→ TASK OBJECTIVE: Pull out every line in the data that has the string "JSON" in it.

→ LISTING:
▼▼▼
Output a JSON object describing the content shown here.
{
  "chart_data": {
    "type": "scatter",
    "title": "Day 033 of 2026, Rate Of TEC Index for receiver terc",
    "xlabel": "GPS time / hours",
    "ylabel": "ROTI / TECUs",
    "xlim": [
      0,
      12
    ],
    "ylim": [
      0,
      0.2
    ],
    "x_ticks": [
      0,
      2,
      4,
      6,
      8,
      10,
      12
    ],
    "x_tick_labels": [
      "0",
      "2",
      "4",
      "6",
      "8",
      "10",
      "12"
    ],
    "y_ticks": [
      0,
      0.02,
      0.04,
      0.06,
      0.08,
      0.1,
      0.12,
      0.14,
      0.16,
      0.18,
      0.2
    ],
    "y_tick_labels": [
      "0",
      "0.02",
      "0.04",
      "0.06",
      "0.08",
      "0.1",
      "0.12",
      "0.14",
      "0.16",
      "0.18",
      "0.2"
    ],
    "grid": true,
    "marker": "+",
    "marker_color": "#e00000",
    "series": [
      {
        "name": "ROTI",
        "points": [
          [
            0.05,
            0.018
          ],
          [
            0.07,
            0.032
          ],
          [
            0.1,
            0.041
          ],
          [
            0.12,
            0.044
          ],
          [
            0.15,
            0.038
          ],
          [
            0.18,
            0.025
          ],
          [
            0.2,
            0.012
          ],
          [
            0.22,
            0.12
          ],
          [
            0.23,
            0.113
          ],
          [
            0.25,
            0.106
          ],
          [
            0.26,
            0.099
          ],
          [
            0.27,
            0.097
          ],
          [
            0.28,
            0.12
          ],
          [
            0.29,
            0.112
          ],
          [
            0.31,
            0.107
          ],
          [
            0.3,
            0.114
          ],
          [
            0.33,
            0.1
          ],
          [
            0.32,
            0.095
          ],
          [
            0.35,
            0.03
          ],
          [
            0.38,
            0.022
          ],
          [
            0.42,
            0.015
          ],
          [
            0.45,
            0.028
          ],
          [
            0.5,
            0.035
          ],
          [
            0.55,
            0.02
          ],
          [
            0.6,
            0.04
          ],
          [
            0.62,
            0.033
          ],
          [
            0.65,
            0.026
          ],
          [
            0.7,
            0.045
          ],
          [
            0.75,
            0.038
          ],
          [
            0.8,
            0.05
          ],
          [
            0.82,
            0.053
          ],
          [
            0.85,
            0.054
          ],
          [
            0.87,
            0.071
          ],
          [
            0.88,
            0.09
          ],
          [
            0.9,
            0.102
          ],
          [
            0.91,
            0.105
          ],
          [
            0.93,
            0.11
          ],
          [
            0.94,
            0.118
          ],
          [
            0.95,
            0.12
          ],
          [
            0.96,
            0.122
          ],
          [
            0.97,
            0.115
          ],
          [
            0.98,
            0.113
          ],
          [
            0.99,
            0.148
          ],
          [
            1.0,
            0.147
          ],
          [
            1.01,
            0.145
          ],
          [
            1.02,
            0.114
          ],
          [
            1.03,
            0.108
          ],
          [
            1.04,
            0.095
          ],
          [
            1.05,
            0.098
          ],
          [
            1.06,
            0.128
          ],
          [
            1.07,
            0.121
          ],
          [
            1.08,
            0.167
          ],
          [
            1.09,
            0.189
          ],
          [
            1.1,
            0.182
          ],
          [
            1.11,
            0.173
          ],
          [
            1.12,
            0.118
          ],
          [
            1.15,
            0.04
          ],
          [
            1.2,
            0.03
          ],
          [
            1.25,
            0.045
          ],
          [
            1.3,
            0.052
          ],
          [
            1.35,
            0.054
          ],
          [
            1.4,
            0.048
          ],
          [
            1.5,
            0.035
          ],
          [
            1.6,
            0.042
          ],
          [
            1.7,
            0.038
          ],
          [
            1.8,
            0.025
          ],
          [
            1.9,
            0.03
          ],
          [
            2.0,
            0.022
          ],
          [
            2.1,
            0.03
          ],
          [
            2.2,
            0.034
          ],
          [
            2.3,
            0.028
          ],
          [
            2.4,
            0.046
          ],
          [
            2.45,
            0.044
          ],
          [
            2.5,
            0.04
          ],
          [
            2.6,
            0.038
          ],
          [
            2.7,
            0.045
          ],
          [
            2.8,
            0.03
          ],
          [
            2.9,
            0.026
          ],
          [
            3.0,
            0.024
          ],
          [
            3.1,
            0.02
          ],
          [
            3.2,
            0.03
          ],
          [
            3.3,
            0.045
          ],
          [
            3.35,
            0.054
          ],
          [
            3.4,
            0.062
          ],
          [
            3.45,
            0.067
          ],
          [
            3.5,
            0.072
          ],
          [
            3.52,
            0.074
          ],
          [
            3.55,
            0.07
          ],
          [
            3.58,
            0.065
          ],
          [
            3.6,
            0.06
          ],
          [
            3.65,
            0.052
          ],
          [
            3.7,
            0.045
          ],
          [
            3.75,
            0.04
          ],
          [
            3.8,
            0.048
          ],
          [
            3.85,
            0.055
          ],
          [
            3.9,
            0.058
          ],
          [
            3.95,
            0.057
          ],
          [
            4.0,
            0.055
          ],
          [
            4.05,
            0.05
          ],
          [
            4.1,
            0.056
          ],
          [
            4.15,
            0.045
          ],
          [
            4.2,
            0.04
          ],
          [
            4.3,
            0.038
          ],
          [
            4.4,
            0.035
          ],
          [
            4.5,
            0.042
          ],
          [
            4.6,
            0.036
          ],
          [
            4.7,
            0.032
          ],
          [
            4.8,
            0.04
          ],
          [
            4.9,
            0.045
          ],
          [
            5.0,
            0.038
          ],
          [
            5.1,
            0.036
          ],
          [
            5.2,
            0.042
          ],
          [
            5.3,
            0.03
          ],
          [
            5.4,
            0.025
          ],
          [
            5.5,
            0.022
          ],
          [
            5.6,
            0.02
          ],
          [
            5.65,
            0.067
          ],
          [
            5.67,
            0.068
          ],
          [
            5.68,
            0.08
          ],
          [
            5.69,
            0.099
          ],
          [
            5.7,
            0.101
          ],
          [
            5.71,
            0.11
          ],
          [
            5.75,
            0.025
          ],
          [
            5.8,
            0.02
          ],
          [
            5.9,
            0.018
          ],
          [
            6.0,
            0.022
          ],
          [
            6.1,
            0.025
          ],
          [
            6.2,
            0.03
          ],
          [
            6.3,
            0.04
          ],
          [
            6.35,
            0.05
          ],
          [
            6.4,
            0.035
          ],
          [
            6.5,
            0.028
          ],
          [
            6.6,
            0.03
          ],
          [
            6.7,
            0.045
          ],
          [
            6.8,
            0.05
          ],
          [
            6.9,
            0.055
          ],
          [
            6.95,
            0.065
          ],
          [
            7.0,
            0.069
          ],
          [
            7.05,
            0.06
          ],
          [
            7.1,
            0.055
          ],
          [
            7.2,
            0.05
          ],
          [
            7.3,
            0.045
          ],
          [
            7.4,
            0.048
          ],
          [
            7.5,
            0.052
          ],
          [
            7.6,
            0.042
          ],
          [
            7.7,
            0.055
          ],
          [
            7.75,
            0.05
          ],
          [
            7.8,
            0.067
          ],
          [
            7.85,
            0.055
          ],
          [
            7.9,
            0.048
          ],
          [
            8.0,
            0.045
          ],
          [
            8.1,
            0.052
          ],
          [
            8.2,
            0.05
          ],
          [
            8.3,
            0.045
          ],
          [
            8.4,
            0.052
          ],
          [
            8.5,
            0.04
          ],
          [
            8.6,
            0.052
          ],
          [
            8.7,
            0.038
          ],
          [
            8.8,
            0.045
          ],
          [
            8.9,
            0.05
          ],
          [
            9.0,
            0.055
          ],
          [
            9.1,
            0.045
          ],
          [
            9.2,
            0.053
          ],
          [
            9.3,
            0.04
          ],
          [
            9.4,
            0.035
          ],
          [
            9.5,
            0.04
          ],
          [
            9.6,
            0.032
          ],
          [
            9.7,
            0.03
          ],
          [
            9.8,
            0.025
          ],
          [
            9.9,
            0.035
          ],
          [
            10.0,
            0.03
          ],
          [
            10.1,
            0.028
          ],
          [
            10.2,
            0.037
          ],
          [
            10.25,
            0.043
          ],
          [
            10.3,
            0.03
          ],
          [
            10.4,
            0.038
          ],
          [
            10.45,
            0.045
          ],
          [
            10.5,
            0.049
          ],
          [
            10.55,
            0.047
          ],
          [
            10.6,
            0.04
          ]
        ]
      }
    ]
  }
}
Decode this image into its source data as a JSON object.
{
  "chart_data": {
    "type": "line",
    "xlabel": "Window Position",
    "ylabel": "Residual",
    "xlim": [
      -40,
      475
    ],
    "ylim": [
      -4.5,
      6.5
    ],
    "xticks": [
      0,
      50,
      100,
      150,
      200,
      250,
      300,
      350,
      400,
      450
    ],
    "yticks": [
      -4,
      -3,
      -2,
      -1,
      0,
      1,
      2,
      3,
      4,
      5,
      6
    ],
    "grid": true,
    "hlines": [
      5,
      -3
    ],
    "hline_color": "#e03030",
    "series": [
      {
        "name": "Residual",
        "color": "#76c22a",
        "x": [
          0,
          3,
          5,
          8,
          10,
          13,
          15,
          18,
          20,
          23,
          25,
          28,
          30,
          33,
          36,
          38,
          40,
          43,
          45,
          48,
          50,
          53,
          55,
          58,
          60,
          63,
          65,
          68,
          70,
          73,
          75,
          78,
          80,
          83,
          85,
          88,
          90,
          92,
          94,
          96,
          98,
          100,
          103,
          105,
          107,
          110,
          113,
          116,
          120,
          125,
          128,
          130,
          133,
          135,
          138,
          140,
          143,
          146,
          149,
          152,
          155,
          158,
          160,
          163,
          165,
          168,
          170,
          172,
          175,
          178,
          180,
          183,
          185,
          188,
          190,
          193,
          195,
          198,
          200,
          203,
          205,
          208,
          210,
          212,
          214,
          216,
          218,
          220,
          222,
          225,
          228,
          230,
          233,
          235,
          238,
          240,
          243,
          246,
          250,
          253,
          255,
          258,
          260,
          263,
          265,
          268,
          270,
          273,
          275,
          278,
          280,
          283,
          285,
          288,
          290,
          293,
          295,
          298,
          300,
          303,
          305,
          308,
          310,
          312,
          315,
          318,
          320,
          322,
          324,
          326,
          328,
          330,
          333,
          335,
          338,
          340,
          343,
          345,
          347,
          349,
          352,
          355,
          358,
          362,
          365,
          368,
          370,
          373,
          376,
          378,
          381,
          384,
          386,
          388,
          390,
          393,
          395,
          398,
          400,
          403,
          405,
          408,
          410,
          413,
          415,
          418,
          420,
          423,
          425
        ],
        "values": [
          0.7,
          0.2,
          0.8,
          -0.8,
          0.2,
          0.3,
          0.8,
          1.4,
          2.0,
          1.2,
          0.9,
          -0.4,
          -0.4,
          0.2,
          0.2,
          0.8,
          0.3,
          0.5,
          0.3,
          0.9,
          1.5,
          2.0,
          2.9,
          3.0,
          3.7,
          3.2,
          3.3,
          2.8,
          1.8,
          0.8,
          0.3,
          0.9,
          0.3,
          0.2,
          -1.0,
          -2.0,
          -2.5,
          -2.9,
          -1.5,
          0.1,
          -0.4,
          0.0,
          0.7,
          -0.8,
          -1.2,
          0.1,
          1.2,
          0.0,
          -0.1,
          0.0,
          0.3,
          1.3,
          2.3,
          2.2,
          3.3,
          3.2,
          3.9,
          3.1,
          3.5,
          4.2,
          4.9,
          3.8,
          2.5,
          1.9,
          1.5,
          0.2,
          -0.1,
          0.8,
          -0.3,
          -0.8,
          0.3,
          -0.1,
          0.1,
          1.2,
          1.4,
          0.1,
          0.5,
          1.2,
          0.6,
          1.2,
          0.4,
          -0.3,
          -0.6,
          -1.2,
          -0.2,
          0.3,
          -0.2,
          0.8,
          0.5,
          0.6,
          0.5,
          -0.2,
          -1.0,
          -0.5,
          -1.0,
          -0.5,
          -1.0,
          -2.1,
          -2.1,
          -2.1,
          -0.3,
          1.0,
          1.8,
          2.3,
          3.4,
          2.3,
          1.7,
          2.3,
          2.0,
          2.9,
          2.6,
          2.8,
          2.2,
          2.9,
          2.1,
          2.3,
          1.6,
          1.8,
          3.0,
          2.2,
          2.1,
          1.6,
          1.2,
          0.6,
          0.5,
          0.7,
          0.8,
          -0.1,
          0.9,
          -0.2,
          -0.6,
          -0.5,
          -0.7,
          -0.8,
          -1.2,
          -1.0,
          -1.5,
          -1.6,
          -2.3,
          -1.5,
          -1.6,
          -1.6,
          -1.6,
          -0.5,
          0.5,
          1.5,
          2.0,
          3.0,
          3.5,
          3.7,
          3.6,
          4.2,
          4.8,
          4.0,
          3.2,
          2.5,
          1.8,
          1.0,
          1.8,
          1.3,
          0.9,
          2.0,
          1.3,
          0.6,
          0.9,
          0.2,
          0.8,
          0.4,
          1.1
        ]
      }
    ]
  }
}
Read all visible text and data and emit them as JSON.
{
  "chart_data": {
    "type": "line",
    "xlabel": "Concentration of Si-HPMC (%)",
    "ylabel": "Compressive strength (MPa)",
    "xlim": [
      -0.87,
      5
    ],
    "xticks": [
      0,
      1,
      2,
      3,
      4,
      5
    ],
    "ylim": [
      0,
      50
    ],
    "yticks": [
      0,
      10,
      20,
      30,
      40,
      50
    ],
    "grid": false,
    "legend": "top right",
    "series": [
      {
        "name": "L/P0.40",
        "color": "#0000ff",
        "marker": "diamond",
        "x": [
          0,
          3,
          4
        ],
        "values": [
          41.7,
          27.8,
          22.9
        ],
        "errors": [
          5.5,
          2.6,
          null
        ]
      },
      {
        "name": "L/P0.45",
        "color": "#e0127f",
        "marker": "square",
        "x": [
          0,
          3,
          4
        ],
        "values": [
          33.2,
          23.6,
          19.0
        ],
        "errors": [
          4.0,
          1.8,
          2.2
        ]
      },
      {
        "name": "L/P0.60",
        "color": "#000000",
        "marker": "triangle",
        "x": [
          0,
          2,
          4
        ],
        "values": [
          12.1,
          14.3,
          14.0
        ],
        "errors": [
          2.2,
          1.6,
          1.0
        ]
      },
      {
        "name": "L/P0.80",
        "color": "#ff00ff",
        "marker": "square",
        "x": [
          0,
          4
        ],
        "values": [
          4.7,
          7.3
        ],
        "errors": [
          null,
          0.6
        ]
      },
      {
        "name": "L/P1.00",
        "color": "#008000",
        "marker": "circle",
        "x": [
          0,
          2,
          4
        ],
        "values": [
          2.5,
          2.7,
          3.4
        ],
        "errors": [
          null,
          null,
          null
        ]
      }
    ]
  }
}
▲▲▲
→ EXERCISE SOLUTION:
Output a JSON object describing the content shown here.
Decode this image into its source data as a JSON object.
Read all visible text and data and emit them as JSON.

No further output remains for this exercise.